TASK:
Out of the lines below, please list those that hold the string "Security".

INFORMATION SHOWN:
········

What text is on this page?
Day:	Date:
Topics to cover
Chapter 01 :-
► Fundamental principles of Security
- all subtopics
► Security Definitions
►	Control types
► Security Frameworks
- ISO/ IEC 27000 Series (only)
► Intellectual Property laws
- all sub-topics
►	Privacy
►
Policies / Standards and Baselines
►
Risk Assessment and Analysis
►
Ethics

········

PROBLEM SOLUTION:
► Fundamental principles of Security
► Security Definitions
► Security Frameworks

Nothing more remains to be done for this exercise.